#### [What you are asked to do]
Here are some records. Copy each one exactly.

───

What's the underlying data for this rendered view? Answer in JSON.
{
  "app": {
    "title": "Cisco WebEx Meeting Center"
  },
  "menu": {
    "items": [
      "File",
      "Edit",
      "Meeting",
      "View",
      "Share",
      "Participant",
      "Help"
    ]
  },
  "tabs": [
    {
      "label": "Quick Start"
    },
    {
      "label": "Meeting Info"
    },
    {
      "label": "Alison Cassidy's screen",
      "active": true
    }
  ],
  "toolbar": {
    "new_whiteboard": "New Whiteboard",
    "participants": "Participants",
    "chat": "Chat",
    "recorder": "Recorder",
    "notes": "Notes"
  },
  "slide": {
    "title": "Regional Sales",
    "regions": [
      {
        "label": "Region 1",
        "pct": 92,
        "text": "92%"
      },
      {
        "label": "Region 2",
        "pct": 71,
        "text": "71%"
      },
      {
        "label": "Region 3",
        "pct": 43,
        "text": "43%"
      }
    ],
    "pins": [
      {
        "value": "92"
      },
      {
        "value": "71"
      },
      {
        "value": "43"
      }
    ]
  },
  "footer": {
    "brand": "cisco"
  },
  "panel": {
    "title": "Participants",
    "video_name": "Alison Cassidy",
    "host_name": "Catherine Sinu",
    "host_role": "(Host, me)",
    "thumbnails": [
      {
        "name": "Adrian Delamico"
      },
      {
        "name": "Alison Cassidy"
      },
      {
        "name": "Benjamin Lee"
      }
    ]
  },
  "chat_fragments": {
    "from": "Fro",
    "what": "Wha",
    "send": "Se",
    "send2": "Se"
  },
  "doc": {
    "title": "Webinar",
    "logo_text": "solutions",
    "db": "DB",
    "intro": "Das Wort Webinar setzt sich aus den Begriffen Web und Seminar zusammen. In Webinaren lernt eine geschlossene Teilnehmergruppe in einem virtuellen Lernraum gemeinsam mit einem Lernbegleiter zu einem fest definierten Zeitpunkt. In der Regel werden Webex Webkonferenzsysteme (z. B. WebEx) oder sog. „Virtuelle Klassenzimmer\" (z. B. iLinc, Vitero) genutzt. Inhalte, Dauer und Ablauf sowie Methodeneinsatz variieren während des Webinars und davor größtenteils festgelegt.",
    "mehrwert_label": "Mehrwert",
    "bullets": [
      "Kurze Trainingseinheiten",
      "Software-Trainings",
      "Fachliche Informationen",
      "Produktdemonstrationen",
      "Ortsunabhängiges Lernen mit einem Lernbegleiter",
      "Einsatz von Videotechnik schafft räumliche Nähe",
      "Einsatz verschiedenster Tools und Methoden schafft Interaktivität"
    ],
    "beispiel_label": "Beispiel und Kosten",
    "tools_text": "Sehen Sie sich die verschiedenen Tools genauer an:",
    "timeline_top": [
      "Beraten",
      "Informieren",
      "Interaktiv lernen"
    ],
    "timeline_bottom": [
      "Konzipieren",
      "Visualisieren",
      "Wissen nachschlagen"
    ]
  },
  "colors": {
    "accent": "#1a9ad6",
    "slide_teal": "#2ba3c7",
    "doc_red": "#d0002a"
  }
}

───

#### [The output]
What's the underlying data for this rendered view? Answer in JSON.
{
  "app": {
    "title": "Cisco WebEx Meeting Center"
  },
  "menu": {
    "items": [
      "File",
      "Edit",
      "Meeting",
      "View",
      "Share",
      "Participant",
      "Help"
    ]
  },
  "tabs": [
    {
      "label": "Quick Start"
    },
    {
      "label": "Meeting Info"
    },
    {
      "label": "Alison Cassidy's screen",
      "active": true
    }
  ],
  "toolbar": {
    "new_whiteboard": "New Whiteboard",
    "participants": "Participants",
    "chat": "Chat",
    "recorder": "Recorder",
    "notes": "Notes"
  },
  "slide": {
    "title": "Regional Sales",
    "regions": [
      {
        "label": "Region 1",
        "pct": 92,
        "text": "92%"
      },
      {
        "label": "Region 2",
        "pct": 71,
        "text": "71%"
      },
      {
        "label": "Region 3",
        "pct": 43,
        "text": "43%"
      }
    ],
    "pins": [
      {
        "value": "92"
      },
      {
        "value": "71"
      },
      {
        "value": "43"
      }
    ]
  },
  "footer": {
    "brand": "cisco"
  },
  "panel": {
    "title": "Participants",
    "video_name": "Alison Cassidy",
    "host_name": "Catherine Sinu",
    "host_role": "(Host, me)",
    "thumbnails": [
      {
        "name": "Adrian Delamico"
      },
      {
        "name": "Alison Cassidy"
      },
      {
        "name": "Benjamin Lee"
      }
    ]
  },
  "chat_fragments": {
    "from": "Fro",
    "what": "Wha",
    "send": "Se",
    "send2": "Se"
  },
  "doc": {
    "title": "Webinar",
    "logo_text": "solutions",
    "db": "DB",
    "intro": "Das Wort Webinar setzt sich aus den Begriffen Web und Seminar zusammen. In Webinaren lernt eine geschlossene Teilnehmergruppe in einem virtuellen Lernraum gemeinsam mit einem Lernbegleiter zu einem fest definierten Zeitpunkt. In der Regel werden Webex Webkonferenzsysteme (z. B. WebEx) oder sog. „Virtuelle Klassenzimmer\" (z. B. iLinc, Vitero) genutzt. Inhalte, Dauer und Ablauf sowie Methodeneinsatz variieren während des Webinars und davor größtenteils festgelegt.",
    "mehrwert_label": "Mehrwert",
    "bullets": [
      "Kurze Trainingseinheiten",
      "Software-Trainings",
      "Fachliche Informationen",
      "Produktdemonstrationen",
      "Ortsunabhängiges Lernen mit einem Lernbegleiter",
      "Einsatz von Videotechnik schafft räumliche Nähe",
      "Einsatz verschiedenster Tools und Methoden schafft Interaktivität"
    ],
    "beispiel_label": "Beispiel und Kosten",
    "tools_text": "Sehen Sie sich die verschiedenen Tools genauer an:",
    "timeline_top": [
      "Beraten",
      "Informieren",
      "Interaktiv lernen"
    ],
    "timeline_bottom": [
      "Konzipieren",
      "Visualisieren",
      "Wissen nachschlagen"
    ]
  },
  "colors": {
    "accent": "#1a9ad6",
    "slide_teal": "#2ba3c7",
    "doc_red": "#d0002a"
  }
}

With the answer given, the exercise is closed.